Given records >>
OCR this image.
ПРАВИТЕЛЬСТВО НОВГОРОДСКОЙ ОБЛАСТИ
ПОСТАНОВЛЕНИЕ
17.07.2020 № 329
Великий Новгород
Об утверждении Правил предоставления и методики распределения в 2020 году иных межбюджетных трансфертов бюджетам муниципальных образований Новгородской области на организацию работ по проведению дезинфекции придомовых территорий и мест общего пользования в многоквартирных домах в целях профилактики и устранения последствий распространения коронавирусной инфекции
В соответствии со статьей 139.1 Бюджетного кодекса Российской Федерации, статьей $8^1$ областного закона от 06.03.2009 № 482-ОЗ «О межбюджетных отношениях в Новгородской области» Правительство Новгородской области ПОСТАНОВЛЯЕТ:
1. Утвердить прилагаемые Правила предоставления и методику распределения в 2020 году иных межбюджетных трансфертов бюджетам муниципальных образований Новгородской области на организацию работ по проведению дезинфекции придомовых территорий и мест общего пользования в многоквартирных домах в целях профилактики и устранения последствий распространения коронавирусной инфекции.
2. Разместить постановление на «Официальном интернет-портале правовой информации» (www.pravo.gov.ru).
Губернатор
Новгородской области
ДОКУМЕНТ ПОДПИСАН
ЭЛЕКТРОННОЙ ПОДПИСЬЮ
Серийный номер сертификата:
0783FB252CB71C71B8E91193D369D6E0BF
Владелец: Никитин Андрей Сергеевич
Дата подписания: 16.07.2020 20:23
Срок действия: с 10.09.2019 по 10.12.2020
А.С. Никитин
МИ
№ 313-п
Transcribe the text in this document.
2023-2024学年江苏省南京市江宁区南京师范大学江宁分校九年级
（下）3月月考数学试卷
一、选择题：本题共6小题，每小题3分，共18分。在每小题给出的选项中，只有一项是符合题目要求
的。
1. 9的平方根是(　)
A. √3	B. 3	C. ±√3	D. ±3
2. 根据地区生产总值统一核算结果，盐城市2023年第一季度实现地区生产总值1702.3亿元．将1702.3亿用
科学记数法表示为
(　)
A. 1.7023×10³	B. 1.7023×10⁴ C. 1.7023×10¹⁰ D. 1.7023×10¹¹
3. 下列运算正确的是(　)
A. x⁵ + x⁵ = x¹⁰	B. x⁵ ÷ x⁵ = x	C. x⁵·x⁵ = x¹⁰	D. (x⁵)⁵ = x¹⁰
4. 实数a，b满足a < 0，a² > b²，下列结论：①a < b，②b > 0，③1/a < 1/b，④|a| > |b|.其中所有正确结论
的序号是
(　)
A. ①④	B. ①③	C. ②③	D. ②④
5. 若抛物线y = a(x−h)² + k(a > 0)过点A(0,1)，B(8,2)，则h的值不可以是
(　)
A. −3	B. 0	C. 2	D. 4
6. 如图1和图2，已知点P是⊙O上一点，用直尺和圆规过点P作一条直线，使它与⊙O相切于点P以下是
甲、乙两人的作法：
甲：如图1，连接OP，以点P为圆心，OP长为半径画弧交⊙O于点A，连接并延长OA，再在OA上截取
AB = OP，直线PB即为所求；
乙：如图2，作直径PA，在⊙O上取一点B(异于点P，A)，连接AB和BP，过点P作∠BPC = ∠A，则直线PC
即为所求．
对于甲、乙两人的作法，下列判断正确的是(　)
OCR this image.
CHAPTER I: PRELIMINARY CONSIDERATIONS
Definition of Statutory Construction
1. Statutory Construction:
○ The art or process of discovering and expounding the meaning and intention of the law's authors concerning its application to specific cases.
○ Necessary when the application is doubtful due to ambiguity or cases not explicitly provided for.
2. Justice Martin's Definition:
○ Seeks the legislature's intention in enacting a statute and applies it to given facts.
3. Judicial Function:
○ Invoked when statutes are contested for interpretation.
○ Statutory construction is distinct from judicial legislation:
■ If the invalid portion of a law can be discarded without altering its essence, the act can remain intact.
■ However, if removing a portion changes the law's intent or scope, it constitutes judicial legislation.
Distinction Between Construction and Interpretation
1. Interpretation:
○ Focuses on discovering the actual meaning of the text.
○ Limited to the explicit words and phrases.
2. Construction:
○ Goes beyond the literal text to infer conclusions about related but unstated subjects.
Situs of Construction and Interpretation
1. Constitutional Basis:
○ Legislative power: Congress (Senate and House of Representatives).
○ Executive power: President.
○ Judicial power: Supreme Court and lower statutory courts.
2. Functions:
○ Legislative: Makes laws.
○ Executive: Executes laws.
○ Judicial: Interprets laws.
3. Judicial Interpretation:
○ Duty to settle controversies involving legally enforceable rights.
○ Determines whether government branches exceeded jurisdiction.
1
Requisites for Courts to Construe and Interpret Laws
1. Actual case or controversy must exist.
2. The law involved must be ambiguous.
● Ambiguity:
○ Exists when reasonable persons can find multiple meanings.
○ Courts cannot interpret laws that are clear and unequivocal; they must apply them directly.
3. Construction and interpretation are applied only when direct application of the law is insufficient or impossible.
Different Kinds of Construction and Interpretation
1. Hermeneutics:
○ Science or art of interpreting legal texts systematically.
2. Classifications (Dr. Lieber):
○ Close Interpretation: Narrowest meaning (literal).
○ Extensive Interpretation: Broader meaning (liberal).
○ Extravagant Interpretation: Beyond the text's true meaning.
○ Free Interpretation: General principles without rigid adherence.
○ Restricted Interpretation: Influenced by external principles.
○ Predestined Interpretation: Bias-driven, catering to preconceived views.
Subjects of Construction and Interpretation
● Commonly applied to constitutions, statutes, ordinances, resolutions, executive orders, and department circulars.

What the exercise asks >> From the preceding material, extract every line exactly.

Response to the task >>
OCR this image.
ПРАВИТЕЛЬСТВО НОВГОРОДСКОЙ ОБЛАСТИ
ПОСТАНОВЛЕНИЕ
17.07.2020 № 329
Великий Новгород
Об утверждении Правил предоставления и методики распределения в 2020 году иных межбюджетных трансфертов бюджетам муниципальных образований Новгородской области на организацию работ по проведению дезинфекции придомовых территорий и мест общего пользования в многоквартирных домах в целях профилактики и устранения последствий распространения коронавирусной инфекции
В соответствии со статьей 139.1 Бюджетного кодекса Российской Федерации, статьей $8^1$ областного закона от 06.03.2009 № 482-ОЗ «О межбюджетных отношениях в Новгородской области» Правительство Новгородской области ПОСТАНОВЛЯЕТ:
1. Утвердить прилагаемые Правила предоставления и методику распределения в 2020 году иных межбюджетных трансфертов бюджетам муниципальных образований Новгородской области на организацию работ по проведению дезинфекции придомовых территорий и мест общего пользования в многоквартирных домах в целях профилактики и устранения последствий распространения коронавирусной инфекции.
2. Разместить постановление на «Официальном интернет-портале правовой информации» (www.pravo.gov.ru).
Губернатор
Новгородской области
ДОКУМЕНТ ПОДПИСАН
ЭЛЕКТРОННОЙ ПОДПИСЬЮ
Серийный номер сертификата:
0783FB252CB71C71B8E91193D369D6E0BF
Владелец: Никитин Андрей Сергеевич
Дата подписания: 16.07.2020 20:23
Срок действия: с 10.09.2019 по 10.12.2020
А.С. Никитин
МИ
№ 313-п
Transcribe the text in this document.
2023-2024学年江苏省南京市江宁区南京师范大学江宁分校九年级
（下）3月月考数学试卷
一、选择题：本题共6小题，每小题3分，共18分。在每小题给出的选项中，只有一项是符合题目要求
的。
1. 9的平方根是(　)
A. √3	B. 3	C. ±√3	D. ±3
2. 根据地区生产总值统一核算结果，盐城市2023年第一季度实现地区生产总值1702.3亿元．将1702.3亿用
科学记数法表示为
(　)
A. 1.7023×10³	B. 1.7023×10⁴ C. 1.7023×10¹⁰ D. 1.7023×10¹¹
3. 下列运算正确的是(　)
A. x⁵ + x⁵ = x¹⁰	B. x⁵ ÷ x⁵ = x	C. x⁵·x⁵ = x¹⁰	D. (x⁵)⁵ = x¹⁰
4. 实数a，b满足a < 0，a² > b²，下列结论：①a < b，②b > 0，③1/a < 1/b，④|a| > |b|.其中所有正确结论
的序号是
(　)
A. ①④	B. ①③	C. ②③	D. ②④
5. 若抛物线y = a(x−h)² + k(a > 0)过点A(0,1)，B(8,2)，则h的值不可以是
(　)
A. −3	B. 0	C. 2	D. 4
6. 如图1和图2，已知点P是⊙O上一点，用直尺和圆规过点P作一条直线，使它与⊙O相切于点P以下是
甲、乙两人的作法：
甲：如图1，连接OP，以点P为圆心，OP长为半径画弧交⊙O于点A，连接并延长OA，再在OA上截取
AB = OP，直线PB即为所求；
乙：如图2，作直径PA，在⊙O上取一点B(异于点P，A)，连接AB和BP，过点P作∠BPC = ∠A，则直线PC
即为所求．
对于甲、乙两人的作法，下列判断正确的是(　)
OCR this image.
CHAPTER I: PRELIMINARY CONSIDERATIONS
Definition of Statutory Construction
1. Statutory Construction:
○ The art or process of discovering and expounding the meaning and intention of the law's authors concerning its application to specific cases.
○ Necessary when the application is doubtful due to ambiguity or cases not explicitly provided for.
2. Justice Martin's Definition:
○ Seeks the legislature's intention in enacting a statute and applies it to given facts.
3. Judicial Function:
○ Invoked when statutes are contested for interpretation.
○ Statutory construction is distinct from judicial legislation:
■ If the invalid portion of a law can be discarded without altering its essence, the act can remain intact.
■ However, if removing a portion changes the law's intent or scope, it constitutes judicial legislation.
Distinction Between Construction and Interpretation
1. Interpretation:
○ Focuses on discovering the actual meaning of the text.
○ Limited to the explicit words and phrases.
2. Construction:
○ Goes beyond the literal text to infer conclusions about related but unstated subjects.
Situs of Construction and Interpretation
1. Constitutional Basis:
○ Legislative power: Congress (Senate and House of Representatives).
○ Executive power: President.
○ Judicial power: Supreme Court and lower statutory courts.
2. Functions:
○ Legislative: Makes laws.
○ Executive: Executes laws.
○ Judicial: Interprets laws.
3. Judicial Interpretation:
○ Duty to settle controversies involving legally enforceable rights.
○ Determines whether government branches exceeded jurisdiction.
1
Requisites for Courts to Construe and Interpret Laws
1. Actual case or controversy must exist.
2. The law involved must be ambiguous.
● Ambiguity:
○ Exists when reasonable persons can find multiple meanings.
○ Courts cannot interpret laws that are clear and unequivocal; they must apply them directly.
3. Construction and interpretation are applied only when direct application of the law is insufficient or impossible.
Different Kinds of Construction and Interpretation
1. Hermeneutics:
○ Science or art of interpreting legal texts systematically.
2. Classifications (Dr. Lieber):
○ Close Interpretation: Narrowest meaning (literal).
○ Extensive Interpretation: Broader meaning (liberal).
○ Extravagant Interpretation: Beyond the text's true meaning.
○ Free Interpretation: General principles without rigid adherence.
○ Restricted Interpretation: Influenced by external principles.
○ Predestined Interpretation: Bias-driven, catering to preconceived views.
Subjects of Construction and Interpretation
● Commonly applied to constitutions, statutes, ordinances, resolutions, executive orders, and department circulars.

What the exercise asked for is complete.